**Records for processing**:
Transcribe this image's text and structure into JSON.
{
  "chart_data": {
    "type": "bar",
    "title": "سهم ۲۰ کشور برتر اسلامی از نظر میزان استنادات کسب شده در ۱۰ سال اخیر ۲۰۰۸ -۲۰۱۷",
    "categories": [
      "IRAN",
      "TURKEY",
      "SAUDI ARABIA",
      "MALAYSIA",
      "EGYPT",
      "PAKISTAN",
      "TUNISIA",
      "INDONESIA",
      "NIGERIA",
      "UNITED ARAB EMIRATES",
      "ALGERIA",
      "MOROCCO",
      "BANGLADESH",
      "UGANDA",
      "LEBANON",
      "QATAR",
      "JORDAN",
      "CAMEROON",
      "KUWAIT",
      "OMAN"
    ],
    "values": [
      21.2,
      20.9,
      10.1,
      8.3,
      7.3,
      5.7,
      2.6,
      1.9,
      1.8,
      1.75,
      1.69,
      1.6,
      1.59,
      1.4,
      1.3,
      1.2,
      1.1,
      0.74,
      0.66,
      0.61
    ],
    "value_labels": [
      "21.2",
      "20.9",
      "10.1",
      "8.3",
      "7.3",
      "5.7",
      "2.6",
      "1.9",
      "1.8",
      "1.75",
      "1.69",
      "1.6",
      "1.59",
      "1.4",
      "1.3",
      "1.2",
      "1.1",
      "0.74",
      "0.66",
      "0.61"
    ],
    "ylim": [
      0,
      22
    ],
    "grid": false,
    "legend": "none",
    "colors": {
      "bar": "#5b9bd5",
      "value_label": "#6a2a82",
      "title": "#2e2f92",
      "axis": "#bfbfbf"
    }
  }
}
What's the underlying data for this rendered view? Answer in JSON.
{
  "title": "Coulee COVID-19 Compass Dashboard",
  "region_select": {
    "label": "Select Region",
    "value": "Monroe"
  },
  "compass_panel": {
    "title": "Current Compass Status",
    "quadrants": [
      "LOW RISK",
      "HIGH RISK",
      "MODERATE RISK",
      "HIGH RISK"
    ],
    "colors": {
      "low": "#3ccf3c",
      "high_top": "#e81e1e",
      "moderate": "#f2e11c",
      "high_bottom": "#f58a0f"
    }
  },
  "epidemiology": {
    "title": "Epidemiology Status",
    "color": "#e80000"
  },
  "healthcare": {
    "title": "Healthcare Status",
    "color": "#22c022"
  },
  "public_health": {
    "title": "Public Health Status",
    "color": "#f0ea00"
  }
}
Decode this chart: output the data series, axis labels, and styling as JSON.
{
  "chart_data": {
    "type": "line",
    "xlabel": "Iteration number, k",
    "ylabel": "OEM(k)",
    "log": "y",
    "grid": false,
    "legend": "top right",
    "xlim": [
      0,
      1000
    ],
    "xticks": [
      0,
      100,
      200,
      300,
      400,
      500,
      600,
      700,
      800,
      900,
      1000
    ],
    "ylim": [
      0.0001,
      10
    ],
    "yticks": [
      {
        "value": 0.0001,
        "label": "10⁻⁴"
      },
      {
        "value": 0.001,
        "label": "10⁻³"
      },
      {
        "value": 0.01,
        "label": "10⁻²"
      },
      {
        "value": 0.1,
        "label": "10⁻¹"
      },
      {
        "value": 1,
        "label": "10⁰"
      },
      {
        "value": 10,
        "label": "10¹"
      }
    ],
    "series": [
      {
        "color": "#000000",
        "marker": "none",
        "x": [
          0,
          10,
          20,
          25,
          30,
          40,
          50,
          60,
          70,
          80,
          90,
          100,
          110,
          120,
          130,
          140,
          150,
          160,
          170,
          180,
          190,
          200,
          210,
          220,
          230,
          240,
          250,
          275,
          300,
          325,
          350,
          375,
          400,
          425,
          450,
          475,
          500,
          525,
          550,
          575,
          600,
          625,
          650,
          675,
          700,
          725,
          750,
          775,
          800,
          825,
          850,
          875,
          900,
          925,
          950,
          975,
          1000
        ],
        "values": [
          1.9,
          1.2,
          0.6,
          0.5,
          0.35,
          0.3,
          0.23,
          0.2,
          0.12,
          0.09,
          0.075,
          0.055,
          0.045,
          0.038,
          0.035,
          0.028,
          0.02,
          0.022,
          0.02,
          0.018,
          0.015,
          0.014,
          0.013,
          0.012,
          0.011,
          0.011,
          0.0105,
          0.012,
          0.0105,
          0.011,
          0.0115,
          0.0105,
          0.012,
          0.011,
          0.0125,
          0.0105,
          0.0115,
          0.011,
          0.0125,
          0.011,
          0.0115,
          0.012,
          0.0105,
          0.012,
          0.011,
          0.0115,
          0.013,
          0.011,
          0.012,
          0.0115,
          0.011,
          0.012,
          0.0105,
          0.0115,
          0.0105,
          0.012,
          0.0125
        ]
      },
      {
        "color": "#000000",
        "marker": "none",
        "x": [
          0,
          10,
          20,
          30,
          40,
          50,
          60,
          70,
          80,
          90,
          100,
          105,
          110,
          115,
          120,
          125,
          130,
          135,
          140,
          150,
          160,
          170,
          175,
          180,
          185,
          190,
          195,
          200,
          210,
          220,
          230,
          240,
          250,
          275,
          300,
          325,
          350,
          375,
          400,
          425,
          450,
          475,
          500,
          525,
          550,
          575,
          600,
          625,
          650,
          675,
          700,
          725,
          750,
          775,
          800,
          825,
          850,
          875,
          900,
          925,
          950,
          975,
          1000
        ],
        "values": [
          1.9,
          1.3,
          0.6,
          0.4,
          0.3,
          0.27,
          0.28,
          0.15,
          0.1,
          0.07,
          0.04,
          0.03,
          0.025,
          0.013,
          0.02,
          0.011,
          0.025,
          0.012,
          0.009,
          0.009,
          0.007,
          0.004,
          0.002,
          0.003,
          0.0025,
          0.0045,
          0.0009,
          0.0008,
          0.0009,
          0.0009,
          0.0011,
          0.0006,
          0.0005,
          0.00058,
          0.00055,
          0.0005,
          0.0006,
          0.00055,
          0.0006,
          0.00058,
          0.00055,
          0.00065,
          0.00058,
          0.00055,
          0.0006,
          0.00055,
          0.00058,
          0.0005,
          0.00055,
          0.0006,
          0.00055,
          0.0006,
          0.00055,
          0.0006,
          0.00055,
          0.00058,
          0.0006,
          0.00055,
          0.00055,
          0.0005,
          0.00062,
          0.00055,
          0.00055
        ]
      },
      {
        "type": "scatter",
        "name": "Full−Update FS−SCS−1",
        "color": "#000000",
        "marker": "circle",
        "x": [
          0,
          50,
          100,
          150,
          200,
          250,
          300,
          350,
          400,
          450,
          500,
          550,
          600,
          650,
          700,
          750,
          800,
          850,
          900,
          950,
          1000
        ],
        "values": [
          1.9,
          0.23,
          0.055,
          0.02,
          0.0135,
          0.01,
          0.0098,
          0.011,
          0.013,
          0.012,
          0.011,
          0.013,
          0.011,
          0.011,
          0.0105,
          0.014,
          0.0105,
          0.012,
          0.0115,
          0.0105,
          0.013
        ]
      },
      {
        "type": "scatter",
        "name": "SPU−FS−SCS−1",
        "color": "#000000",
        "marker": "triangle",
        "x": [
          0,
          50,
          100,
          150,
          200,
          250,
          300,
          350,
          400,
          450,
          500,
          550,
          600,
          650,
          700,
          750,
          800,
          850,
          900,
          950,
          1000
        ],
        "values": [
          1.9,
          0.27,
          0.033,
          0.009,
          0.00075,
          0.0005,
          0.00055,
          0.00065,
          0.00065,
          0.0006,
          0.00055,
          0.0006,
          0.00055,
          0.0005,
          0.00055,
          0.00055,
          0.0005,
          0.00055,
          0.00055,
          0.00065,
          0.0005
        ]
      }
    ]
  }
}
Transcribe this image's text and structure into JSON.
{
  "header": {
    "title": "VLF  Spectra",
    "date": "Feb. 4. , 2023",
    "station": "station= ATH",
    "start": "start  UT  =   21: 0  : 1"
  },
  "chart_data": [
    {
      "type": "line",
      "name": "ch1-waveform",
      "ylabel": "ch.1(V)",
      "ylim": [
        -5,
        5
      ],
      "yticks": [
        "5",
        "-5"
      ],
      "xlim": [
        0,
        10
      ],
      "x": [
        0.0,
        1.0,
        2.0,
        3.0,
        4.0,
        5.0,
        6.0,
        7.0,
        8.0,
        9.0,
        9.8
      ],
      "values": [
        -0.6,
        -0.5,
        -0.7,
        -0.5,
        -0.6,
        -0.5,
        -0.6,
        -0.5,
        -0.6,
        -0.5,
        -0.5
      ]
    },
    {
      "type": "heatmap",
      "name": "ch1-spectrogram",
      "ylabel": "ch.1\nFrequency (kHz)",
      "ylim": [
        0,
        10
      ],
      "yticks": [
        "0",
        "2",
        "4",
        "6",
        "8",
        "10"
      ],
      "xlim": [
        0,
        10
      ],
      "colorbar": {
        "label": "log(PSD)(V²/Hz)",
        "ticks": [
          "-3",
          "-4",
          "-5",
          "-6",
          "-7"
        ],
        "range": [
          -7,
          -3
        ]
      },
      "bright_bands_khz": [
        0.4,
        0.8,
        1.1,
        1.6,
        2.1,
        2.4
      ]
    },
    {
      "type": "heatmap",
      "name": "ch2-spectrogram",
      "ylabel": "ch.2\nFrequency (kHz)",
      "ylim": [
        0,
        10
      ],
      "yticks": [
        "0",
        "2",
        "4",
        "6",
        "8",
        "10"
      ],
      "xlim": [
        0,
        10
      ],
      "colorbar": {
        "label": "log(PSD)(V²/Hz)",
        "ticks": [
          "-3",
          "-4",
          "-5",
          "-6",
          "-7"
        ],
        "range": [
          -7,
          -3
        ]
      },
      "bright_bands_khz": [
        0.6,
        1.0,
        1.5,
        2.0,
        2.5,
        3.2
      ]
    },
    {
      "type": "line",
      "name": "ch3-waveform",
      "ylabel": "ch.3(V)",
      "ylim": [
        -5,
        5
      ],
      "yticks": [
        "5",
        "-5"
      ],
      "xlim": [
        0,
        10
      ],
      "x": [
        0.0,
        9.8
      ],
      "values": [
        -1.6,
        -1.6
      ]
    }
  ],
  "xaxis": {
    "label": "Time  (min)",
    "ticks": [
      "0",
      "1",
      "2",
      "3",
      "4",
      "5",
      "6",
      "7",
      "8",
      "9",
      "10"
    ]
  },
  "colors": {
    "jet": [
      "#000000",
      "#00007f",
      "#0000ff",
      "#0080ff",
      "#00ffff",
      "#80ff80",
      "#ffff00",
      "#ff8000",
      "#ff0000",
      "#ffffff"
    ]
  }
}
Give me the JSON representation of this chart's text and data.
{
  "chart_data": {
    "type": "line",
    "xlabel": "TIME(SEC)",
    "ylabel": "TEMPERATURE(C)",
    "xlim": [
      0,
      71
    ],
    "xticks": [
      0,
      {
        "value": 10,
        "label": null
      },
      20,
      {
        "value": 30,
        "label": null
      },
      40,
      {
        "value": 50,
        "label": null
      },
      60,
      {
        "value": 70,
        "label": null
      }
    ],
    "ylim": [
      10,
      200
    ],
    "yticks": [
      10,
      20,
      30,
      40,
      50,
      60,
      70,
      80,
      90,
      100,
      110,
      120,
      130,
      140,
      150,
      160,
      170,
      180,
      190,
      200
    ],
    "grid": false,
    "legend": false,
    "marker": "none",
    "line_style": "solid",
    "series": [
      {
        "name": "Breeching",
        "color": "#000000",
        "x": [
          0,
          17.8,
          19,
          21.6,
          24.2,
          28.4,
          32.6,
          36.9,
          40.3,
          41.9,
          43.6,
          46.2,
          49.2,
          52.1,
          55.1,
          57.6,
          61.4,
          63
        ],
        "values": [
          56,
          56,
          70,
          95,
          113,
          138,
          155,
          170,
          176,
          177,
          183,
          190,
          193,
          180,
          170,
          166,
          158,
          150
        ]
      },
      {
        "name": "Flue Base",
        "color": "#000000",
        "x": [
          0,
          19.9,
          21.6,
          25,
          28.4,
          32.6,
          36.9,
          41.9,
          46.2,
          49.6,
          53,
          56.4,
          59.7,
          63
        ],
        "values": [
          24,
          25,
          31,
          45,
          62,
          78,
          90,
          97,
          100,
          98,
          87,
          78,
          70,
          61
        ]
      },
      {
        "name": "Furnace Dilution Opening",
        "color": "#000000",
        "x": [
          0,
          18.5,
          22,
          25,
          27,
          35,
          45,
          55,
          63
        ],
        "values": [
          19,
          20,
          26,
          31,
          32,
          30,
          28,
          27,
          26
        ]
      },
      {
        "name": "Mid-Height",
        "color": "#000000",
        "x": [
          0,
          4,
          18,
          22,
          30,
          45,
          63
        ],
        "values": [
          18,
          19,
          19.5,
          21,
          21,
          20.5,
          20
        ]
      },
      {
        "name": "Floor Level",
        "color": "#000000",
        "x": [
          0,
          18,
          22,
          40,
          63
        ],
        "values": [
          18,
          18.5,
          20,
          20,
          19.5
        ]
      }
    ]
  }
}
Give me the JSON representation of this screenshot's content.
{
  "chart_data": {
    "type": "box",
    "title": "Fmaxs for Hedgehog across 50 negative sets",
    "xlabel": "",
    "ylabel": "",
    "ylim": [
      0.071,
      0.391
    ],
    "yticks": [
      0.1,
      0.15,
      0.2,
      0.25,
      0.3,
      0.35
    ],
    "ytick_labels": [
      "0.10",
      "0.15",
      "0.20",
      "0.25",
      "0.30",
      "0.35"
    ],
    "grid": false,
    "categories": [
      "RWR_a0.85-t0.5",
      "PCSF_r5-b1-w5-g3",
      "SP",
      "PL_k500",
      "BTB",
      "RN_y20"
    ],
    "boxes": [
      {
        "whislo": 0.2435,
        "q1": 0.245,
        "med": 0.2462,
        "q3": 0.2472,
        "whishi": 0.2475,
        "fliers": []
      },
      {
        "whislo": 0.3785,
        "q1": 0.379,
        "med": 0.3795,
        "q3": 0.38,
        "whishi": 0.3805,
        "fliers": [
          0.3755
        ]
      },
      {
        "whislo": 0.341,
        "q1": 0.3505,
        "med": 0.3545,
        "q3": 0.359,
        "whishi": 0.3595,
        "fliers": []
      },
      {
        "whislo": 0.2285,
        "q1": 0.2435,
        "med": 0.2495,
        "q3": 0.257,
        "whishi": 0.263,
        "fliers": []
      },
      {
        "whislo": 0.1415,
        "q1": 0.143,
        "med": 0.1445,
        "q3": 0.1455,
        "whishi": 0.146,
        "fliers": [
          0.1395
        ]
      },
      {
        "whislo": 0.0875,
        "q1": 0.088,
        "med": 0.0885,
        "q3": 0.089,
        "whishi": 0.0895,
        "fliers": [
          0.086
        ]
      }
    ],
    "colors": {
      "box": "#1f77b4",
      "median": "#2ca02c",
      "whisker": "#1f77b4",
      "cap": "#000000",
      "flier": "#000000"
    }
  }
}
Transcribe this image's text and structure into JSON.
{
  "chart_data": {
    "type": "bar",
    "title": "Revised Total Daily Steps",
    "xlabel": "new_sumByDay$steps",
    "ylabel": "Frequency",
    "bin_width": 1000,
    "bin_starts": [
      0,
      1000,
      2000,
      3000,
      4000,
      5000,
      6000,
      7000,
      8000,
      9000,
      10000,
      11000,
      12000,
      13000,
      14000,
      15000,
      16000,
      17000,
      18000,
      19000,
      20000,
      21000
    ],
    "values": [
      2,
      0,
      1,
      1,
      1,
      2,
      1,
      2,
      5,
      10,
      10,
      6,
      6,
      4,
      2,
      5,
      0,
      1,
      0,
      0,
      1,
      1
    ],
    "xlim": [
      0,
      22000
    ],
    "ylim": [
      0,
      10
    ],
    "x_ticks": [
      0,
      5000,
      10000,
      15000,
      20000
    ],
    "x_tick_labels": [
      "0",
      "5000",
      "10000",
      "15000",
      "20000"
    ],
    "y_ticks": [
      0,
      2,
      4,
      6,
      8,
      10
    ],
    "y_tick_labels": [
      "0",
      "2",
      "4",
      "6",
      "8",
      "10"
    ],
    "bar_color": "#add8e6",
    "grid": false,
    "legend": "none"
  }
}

**What is asked**: Scan the data above; copy every line where "spectrogram" appears.

**Task solution**:
      "name": "ch1-spectrogram",
      "name": "ch2-spectrogram",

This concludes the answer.